BEGIN Provided material

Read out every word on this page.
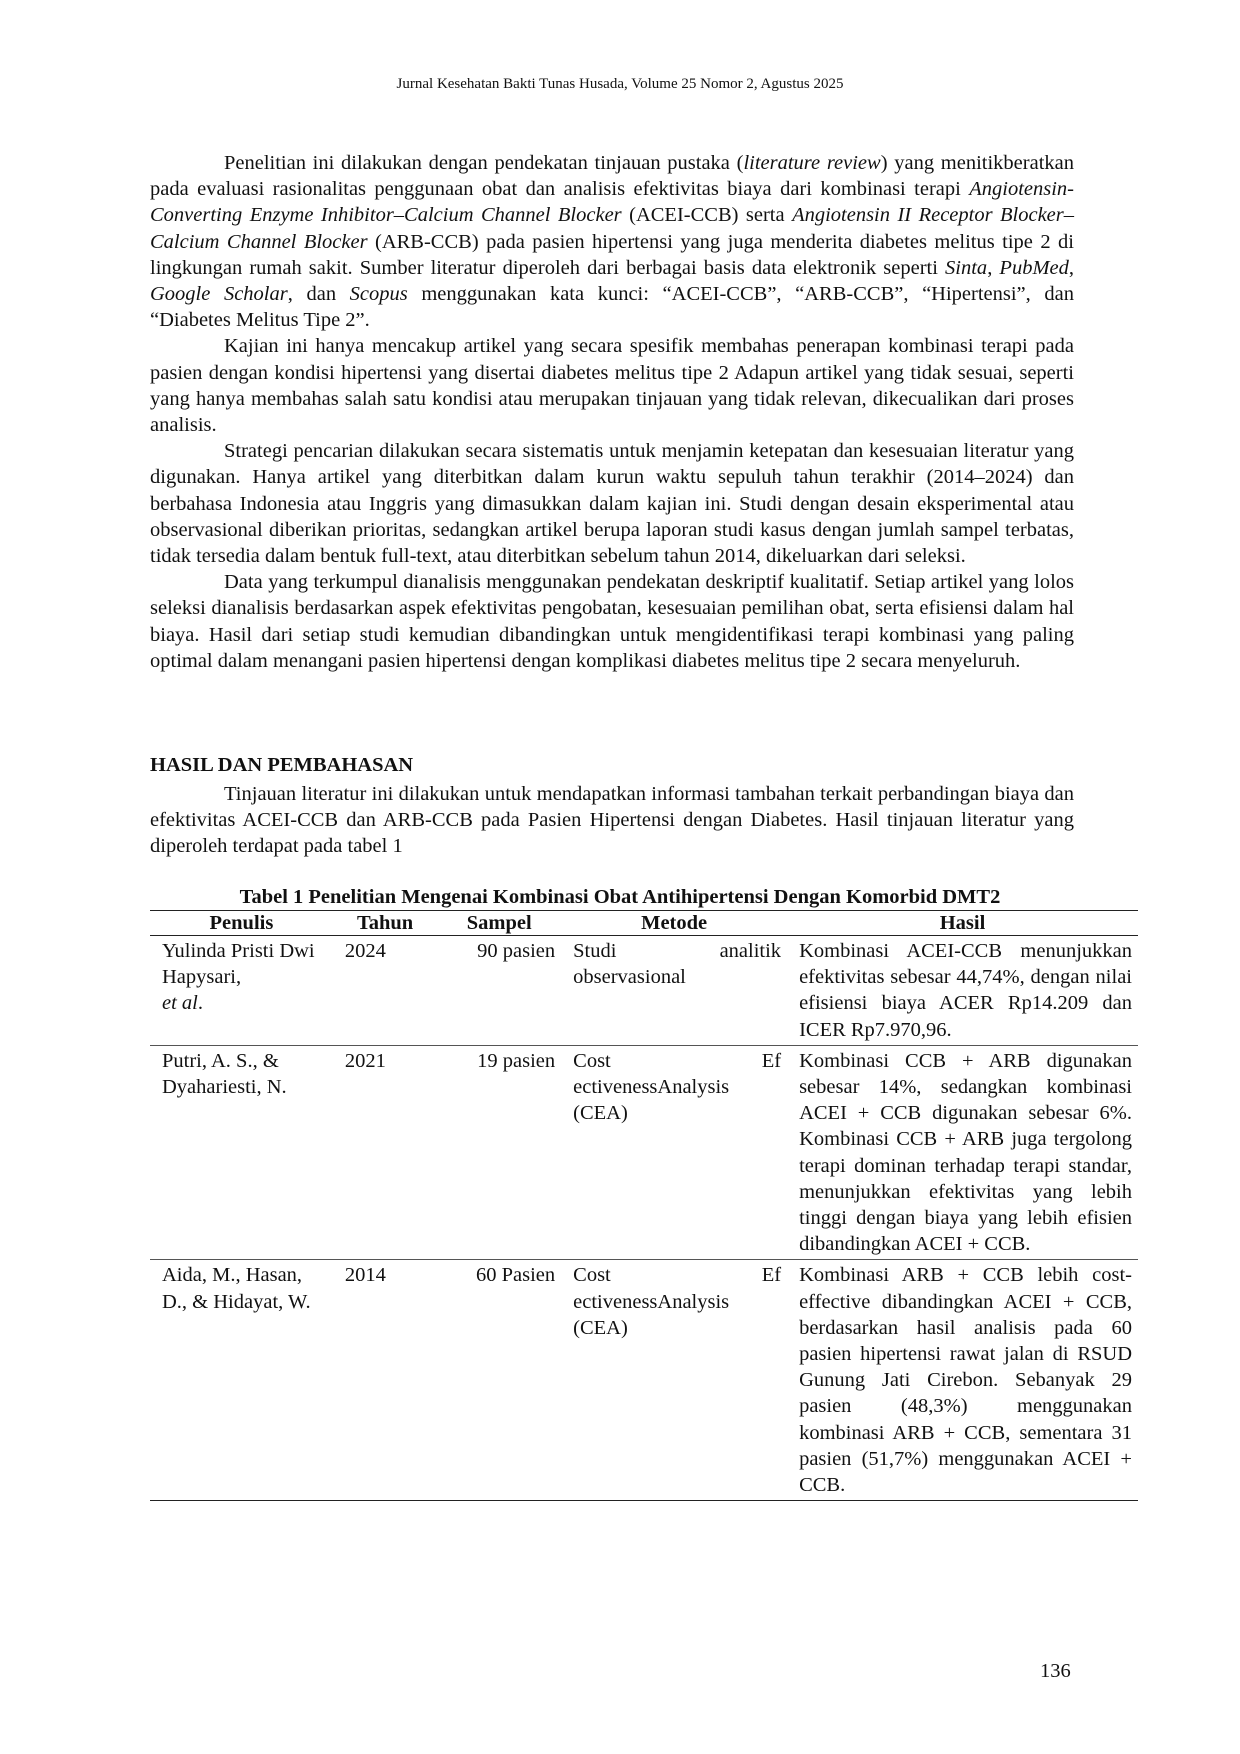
Jurnal Kesehatan Bakti Tunas Husada, Volume 25 Nomor 2, Agustus 2025

Penelitian ini dilakukan dengan pendekatan tinjauan pustaka (literature review) yang menitikberatkan pada evaluasi rasionalitas penggunaan obat dan analisis efektivitas biaya dari kombinasi terapi Angiotensin-Converting Enzyme Inhibitor–Calcium Channel Blocker (ACEI-CCB) serta Angiotensin II Receptor Blocker–Calcium Channel Blocker (ARB-CCB) pada pasien hipertensi yang juga menderita diabetes melitus tipe 2 di lingkungan rumah sakit. Sumber literatur diperoleh dari berbagai basis data elektronik seperti Sinta, PubMed, Google Scholar, dan Scopus menggunakan kata kunci: “ACEI-CCB”, “ARB-CCB”, “Hipertensi”, dan “Diabetes Melitus Tipe 2”.

Kajian ini hanya mencakup artikel yang secara spesifik membahas penerapan kombinasi terapi pada pasien dengan kondisi hipertensi yang disertai diabetes melitus tipe 2 Adapun artikel yang tidak sesuai, seperti yang hanya membahas salah satu kondisi atau merupakan tinjauan yang tidak relevan, dikecualikan dari proses analisis.

Strategi pencarian dilakukan secara sistematis untuk menjamin ketepatan dan kesesuaian literatur yang digunakan. Hanya artikel yang diterbitkan dalam kurun waktu sepuluh tahun terakhir (2014–2024) dan berbahasa Indonesia atau Inggris yang dimasukkan dalam kajian ini. Studi dengan desain eksperimental atau observasional diberikan prioritas, sedangkan artikel berupa laporan studi kasus dengan jumlah sampel terbatas, tidak tersedia dalam bentuk full-text, atau diterbitkan sebelum tahun 2014, dikeluarkan dari seleksi.

Data yang terkumpul dianalisis menggunakan pendekatan deskriptif kualitatif. Setiap artikel yang lolos seleksi dianalisis berdasarkan aspek efektivitas pengobatan, kesesuaian pemilihan obat, serta efisiensi dalam hal biaya. Hasil dari setiap studi kemudian dibandingkan untuk mengidentifikasi terapi kombinasi yang paling optimal dalam menangani pasien hipertensi dengan komplikasi diabetes melitus tipe 2 secara menyeluruh.

HASIL DAN PEMBAHASAN

Tinjauan literatur ini dilakukan untuk mendapatkan informasi tambahan terkait perbandingan biaya dan efektivitas ACEI-CCB dan ARB-CCB pada Pasien Hipertensi dengan Diabetes. Hasil tinjauan literatur yang diperoleh terdapat pada tabel 1

Tabel 1 Penelitian Mengenai Kombinasi Obat Antihipertensi Dengan Komorbid DMT2
Penulis	Tahun	Sampel	Metode	Hasil
Yulinda Pristi Dwi Hapysari,
et al.	2024	90 pasien	Studi analitik observasional	Kombinasi ACEI-CCB menunjukkan efektivitas sebesar 44,74%, dengan nilai efisiensi biaya ACER Rp14.209 dan ICER Rp7.970,96.
Putri, A. S., & Dyahariesti, N.	2021	19 pasien	Cost Ef ectivenessAnalysis (CEA)	Kombinasi CCB + ARB digunakan sebesar 14%, sedangkan kombinasi ACEI + CCB digunakan sebesar 6%. Kombinasi CCB + ARB juga tergolong terapi dominan terhadap terapi standar, menunjukkan efektivitas yang lebih tinggi dengan biaya yang lebih efisien dibandingkan ACEI + CCB.
Aida, M., Hasan, D., & Hidayat, W.	2014	60 Pasien	Cost Ef ectivenessAnalysis (CEA)	Kombinasi ARB + CCB lebih cost-effective dibandingkan ACEI + CCB, berdasarkan hasil analisis pada 60 pasien hipertensi rawat jalan di RSUD Gunung Jati Cirebon. Sebanyak 29 pasien (48,3%) menggunakan kombinasi ARB + CCB, sementara 31 pasien (51,7%) menggunakan ACEI + CCB.
136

END Provided material

■ Task to complete
Copy out each record shown above without alteration, skipping any picture.

■ Output for this exercise
Read out every word on this page.
Jurnal Kesehatan Bakti Tunas Husada, Volume 25 Nomor 2, Agustus 2025

Penelitian ini dilakukan dengan pendekatan tinjauan pustaka (literature review) yang menitikberatkan pada evaluasi rasionalitas penggunaan obat dan analisis efektivitas biaya dari kombinasi terapi Angiotensin-Converting Enzyme Inhibitor–Calcium Channel Blocker (ACEI-CCB) serta Angiotensin II Receptor Blocker–Calcium Channel Blocker (ARB-CCB) pada pasien hipertensi yang juga menderita diabetes melitus tipe 2 di lingkungan rumah sakit. Sumber literatur diperoleh dari berbagai basis data elektronik seperti Sinta, PubMed, Google Scholar, dan Scopus menggunakan kata kunci: “ACEI-CCB”, “ARB-CCB”, “Hipertensi”, dan “Diabetes Melitus Tipe 2”.

Kajian ini hanya mencakup artikel yang secara spesifik membahas penerapan kombinasi terapi pada pasien dengan kondisi hipertensi yang disertai diabetes melitus tipe 2 Adapun artikel yang tidak sesuai, seperti yang hanya membahas salah satu kondisi atau merupakan tinjauan yang tidak relevan, dikecualikan dari proses analisis.

Strategi pencarian dilakukan secara sistematis untuk menjamin ketepatan dan kesesuaian literatur yang digunakan. Hanya artikel yang diterbitkan dalam kurun waktu sepuluh tahun terakhir (2014–2024) dan berbahasa Indonesia atau Inggris yang dimasukkan dalam kajian ini. Studi dengan desain eksperimental atau observasional diberikan prioritas, sedangkan artikel berupa laporan studi kasus dengan jumlah sampel terbatas, tidak tersedia dalam bentuk full-text, atau diterbitkan sebelum tahun 2014, dikeluarkan dari seleksi.

Data yang terkumpul dianalisis menggunakan pendekatan deskriptif kualitatif. Setiap artikel yang lolos seleksi dianalisis berdasarkan aspek efektivitas pengobatan, kesesuaian pemilihan obat, serta efisiensi dalam hal biaya. Hasil dari setiap studi kemudian dibandingkan untuk mengidentifikasi terapi kombinasi yang paling optimal dalam menangani pasien hipertensi dengan komplikasi diabetes melitus tipe 2 secara menyeluruh.

HASIL DAN PEMBAHASAN

Tinjauan literatur ini dilakukan untuk mendapatkan informasi tambahan terkait perbandingan biaya dan efektivitas ACEI-CCB dan ARB-CCB pada Pasien Hipertensi dengan Diabetes. Hasil tinjauan literatur yang diperoleh terdapat pada tabel 1

Tabel 1 Penelitian Mengenai Kombinasi Obat Antihipertensi Dengan Komorbid DMT2
Penulis	Tahun	Sampel	Metode	Hasil
Yulinda Pristi Dwi Hapysari,
et al.	2024	90 pasien	Studi analitik observasional	Kombinasi ACEI-CCB menunjukkan efektivitas sebesar 44,74%, dengan nilai efisiensi biaya ACER Rp14.209 dan ICER Rp7.970,96.
Putri, A. S., & Dyahariesti, N.	2021	19 pasien	Cost Ef ectivenessAnalysis (CEA)	Kombinasi CCB + ARB digunakan sebesar 14%, sedangkan kombinasi ACEI + CCB digunakan sebesar 6%. Kombinasi CCB + ARB juga tergolong terapi dominan terhadap terapi standar, menunjukkan efektivitas yang lebih tinggi dengan biaya yang lebih efisien dibandingkan ACEI + CCB.
Aida, M., Hasan, D., & Hidayat, W.	2014	60 Pasien	Cost Ef ectivenessAnalysis (CEA)	Kombinasi ARB + CCB lebih cost-effective dibandingkan ACEI + CCB, berdasarkan hasil analisis pada 60 pasien hipertensi rawat jalan di RSUD Gunung Jati Cirebon. Sebanyak 29 pasien (48,3%) menggunakan kombinasi ARB + CCB, sementara 31 pasien (51,7%) menggunakan ACEI + CCB.
136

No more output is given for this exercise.